**Directions:**
Show every line of the records below that contains the word "into".

**Data extract:**
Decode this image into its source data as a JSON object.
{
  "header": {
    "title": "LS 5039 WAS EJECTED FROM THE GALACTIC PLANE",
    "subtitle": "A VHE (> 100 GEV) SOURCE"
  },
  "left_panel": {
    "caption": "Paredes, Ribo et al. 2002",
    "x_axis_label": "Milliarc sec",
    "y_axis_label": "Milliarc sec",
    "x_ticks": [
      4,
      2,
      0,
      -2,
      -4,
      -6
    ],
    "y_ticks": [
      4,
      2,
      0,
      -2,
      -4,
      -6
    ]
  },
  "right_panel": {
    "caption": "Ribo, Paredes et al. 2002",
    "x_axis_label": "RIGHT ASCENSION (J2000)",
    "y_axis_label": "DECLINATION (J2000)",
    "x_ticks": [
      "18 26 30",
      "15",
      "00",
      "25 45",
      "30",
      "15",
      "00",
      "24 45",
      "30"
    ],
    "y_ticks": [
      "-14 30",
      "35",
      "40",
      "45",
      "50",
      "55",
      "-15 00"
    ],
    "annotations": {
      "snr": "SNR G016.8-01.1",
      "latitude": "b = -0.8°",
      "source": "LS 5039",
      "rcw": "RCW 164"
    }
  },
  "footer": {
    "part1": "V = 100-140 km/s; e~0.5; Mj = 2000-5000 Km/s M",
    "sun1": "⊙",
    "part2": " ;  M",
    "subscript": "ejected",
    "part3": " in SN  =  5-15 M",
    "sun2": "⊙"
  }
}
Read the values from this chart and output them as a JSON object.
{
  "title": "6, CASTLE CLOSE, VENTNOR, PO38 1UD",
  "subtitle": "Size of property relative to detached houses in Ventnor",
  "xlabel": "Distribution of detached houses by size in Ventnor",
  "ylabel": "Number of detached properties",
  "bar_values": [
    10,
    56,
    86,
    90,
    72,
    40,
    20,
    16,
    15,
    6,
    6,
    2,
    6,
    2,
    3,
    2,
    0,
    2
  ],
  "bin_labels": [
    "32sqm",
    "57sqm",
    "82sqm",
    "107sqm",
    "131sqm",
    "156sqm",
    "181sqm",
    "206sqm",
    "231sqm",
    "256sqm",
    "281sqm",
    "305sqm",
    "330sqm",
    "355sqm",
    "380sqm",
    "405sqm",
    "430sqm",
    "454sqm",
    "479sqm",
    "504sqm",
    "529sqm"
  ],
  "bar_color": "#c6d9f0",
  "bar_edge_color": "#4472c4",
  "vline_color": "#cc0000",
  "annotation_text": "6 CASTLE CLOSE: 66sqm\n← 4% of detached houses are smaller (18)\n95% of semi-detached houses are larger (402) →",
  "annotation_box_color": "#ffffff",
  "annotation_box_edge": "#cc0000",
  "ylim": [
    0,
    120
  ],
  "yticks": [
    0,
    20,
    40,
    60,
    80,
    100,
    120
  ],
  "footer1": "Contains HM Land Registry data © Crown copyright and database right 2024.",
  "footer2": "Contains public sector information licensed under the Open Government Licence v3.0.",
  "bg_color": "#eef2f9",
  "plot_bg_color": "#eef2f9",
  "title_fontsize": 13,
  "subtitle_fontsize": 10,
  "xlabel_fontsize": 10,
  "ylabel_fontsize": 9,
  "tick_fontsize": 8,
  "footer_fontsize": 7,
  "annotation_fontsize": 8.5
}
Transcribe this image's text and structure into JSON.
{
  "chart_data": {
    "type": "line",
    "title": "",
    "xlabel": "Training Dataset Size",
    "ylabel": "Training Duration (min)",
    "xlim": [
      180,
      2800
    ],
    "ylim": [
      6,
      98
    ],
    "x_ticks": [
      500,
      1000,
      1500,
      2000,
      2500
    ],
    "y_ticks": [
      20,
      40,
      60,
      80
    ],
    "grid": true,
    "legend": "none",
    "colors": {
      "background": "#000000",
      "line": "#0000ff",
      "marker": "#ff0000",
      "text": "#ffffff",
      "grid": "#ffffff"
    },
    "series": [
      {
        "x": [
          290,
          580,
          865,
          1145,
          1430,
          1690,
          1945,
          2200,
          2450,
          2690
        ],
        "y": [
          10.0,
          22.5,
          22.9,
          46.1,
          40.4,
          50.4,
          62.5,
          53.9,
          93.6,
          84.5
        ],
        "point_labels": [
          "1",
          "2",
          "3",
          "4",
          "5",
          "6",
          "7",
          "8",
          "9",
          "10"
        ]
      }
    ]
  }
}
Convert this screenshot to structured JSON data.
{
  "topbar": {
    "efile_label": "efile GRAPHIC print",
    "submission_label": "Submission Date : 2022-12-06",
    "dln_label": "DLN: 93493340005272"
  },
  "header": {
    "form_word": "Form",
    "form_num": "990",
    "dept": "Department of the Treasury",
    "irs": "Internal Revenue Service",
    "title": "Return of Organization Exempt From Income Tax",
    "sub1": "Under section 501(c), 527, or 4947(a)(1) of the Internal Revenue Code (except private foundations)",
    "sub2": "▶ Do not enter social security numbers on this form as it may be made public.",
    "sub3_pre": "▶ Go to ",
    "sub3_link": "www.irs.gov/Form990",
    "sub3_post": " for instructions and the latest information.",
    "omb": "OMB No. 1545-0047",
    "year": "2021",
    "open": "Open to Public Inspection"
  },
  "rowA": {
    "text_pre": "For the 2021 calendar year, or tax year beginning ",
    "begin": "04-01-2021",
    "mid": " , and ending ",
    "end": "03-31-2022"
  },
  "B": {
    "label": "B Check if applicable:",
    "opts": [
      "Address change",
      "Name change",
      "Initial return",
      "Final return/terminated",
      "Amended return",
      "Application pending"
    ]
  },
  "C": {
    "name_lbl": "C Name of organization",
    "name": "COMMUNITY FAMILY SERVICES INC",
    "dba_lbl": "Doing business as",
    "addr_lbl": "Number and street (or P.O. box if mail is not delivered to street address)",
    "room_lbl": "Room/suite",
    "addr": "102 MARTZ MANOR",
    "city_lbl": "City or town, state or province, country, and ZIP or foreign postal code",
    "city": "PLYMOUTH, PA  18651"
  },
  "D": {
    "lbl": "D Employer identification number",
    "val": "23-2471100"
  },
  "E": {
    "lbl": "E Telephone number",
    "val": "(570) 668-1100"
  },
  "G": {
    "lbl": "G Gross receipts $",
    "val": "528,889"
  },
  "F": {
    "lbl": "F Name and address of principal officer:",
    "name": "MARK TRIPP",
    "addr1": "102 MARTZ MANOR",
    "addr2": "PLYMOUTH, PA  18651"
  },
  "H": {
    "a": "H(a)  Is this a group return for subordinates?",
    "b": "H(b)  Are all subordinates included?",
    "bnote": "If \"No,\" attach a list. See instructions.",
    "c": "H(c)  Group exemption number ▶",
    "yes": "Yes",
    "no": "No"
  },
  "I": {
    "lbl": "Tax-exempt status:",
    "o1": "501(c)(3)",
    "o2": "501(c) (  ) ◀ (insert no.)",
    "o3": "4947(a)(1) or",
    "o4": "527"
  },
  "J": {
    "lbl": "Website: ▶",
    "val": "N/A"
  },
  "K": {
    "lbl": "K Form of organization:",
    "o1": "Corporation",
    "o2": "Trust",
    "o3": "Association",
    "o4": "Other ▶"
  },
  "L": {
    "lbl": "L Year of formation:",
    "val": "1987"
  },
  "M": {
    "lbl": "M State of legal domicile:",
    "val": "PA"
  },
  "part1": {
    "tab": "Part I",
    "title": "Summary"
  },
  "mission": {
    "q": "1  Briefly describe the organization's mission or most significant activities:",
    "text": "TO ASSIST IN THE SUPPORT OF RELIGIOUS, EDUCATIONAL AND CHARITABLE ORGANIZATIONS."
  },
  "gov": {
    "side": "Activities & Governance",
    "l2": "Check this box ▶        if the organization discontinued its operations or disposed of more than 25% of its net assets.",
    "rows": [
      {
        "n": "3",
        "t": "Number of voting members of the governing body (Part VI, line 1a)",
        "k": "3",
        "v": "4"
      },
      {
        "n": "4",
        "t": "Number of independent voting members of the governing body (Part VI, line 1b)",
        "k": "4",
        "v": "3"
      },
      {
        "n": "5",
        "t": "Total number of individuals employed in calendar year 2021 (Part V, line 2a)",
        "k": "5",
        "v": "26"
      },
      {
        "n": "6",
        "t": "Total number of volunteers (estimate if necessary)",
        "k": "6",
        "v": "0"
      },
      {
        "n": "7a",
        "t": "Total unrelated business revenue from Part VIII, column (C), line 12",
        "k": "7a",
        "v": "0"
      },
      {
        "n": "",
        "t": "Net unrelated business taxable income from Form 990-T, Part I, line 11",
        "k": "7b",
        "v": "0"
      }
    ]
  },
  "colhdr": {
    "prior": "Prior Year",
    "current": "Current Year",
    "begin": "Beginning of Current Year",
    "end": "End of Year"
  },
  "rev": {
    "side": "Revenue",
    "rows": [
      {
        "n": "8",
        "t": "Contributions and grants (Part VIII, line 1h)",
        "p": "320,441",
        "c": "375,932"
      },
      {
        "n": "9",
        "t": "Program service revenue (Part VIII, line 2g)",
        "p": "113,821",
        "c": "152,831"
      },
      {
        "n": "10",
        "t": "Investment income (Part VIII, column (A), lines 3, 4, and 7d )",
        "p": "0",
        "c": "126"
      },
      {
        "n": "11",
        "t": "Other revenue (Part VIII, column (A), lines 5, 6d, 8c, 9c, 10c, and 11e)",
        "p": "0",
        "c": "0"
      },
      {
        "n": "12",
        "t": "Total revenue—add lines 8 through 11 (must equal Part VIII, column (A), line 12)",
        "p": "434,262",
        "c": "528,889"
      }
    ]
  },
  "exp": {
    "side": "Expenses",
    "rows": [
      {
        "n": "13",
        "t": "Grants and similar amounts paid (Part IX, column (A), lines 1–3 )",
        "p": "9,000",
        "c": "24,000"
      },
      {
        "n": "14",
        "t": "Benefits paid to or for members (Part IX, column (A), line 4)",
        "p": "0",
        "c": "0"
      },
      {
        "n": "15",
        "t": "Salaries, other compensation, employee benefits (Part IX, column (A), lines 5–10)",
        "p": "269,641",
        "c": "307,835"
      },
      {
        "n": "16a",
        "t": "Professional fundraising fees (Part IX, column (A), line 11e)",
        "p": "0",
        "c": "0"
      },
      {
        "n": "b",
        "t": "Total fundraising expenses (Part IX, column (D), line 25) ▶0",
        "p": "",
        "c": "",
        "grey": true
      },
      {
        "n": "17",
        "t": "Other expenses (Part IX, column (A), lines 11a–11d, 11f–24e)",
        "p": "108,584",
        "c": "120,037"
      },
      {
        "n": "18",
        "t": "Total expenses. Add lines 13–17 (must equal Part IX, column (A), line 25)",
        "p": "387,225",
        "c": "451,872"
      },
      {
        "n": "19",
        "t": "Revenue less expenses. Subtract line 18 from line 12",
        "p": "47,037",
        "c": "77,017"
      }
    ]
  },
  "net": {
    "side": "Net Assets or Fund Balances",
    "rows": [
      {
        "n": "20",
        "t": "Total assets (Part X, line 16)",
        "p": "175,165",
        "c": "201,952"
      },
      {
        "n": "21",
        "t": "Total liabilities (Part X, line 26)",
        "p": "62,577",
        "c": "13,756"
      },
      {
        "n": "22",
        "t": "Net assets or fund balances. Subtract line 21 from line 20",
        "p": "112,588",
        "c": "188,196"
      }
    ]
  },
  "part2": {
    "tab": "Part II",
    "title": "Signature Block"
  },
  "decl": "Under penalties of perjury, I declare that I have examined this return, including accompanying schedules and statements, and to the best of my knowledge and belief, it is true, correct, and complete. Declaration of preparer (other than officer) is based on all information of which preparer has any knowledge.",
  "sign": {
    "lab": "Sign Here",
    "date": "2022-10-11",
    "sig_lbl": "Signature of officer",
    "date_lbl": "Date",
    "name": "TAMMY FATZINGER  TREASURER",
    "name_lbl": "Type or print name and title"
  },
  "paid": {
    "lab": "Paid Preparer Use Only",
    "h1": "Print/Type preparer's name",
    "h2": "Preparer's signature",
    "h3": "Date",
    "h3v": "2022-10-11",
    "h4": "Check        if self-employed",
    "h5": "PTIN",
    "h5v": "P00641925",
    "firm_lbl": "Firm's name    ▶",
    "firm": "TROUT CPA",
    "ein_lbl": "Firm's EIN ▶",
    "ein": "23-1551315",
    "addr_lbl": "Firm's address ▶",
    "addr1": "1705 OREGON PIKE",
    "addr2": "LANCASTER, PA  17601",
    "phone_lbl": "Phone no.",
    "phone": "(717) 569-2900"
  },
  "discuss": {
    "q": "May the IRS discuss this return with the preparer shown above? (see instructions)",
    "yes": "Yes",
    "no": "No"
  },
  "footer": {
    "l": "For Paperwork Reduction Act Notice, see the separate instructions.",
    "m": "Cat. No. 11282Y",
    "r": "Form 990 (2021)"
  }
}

**Task response:**
Decode this image into its source data as a JSON object.
Transcribe this image's text and structure into JSON.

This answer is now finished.